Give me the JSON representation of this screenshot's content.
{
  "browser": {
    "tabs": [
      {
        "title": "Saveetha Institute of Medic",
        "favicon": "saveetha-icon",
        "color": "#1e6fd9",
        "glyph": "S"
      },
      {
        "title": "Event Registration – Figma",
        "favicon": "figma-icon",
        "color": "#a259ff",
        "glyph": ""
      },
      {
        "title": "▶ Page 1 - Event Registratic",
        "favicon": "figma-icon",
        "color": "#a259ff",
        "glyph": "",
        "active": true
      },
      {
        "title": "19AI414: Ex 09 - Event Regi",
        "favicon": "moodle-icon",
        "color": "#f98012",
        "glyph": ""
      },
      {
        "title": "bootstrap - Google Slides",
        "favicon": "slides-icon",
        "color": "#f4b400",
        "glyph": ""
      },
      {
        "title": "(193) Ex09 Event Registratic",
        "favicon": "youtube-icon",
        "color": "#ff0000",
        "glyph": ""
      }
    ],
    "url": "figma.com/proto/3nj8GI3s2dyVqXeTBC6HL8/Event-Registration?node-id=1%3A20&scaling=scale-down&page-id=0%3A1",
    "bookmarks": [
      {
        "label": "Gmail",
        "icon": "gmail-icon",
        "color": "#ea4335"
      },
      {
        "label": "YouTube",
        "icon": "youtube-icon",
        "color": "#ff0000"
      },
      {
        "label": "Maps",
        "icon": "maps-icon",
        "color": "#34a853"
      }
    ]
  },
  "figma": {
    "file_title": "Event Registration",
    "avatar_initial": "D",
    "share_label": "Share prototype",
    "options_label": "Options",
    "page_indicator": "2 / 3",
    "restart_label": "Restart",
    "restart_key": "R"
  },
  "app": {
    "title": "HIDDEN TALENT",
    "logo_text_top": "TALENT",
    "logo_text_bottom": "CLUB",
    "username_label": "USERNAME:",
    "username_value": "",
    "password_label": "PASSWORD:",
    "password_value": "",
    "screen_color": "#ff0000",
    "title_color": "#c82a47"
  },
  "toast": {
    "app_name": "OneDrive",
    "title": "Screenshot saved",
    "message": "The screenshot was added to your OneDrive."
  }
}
----
** Exercise **
Exactly reproduce every record.

** Exercise result **
Give me the JSON representation of this screenshot's content.
{
  "browser": {
    "tabs": [
      {
        "title": "Saveetha Institute of Medic",
        "favicon": "saveetha-icon",
        "color": "#1e6fd9",
        "glyph": "S"
      },
      {
        "title": "Event Registration – Figma",
        "favicon": "figma-icon",
        "color": "#a259ff",
        "glyph": ""
      },
      {
        "title": "▶ Page 1 - Event Registratic",
        "favicon": "figma-icon",
        "color": "#a259ff",
        "glyph": "",
        "active": true
      },
      {
        "title": "19AI414: Ex 09 - Event Regi",
        "favicon": "moodle-icon",
        "color": "#f98012",
        "glyph": ""
      },
      {
        "title": "bootstrap - Google Slides",
        "favicon": "slides-icon",
        "color": "#f4b400",
        "glyph": ""
      },
      {
        "title": "(193) Ex09 Event Registratic",
        "favicon": "youtube-icon",
        "color": "#ff0000",
        "glyph": ""
      }
    ],
    "url": "figma.com/proto/3nj8GI3s2dyVqXeTBC6HL8/Event-Registration?node-id=1%3A20&scaling=scale-down&page-id=0%3A1",
    "bookmarks": [
      {
        "label": "Gmail",
        "icon": "gmail-icon",
        "color": "#ea4335"
      },
      {
        "label": "YouTube",
        "icon": "youtube-icon",
        "color": "#ff0000"
      },
      {
        "label": "Maps",
        "icon": "maps-icon",
        "color": "#34a853"
      }
    ]
  },
  "figma": {
    "file_title": "Event Registration",
    "avatar_initial": "D",
    "share_label": "Share prototype",
    "options_label": "Options",
    "page_indicator": "2 / 3",
    "restart_label": "Restart",
    "restart_key": "R"
  },
  "app": {
    "title": "HIDDEN TALENT",
    "logo_text_top": "TALENT",
    "logo_text_bottom": "CLUB",
    "username_label": "USERNAME:",
    "username_value": "",
    "password_label": "PASSWORD:",
    "password_value": "",
    "screen_color": "#ff0000",
    "title_color": "#c82a47"
  },
  "toast": {
    "app_name": "OneDrive",
    "title": "Screenshot saved",
    "message": "The screenshot was added to your OneDrive."
  }
}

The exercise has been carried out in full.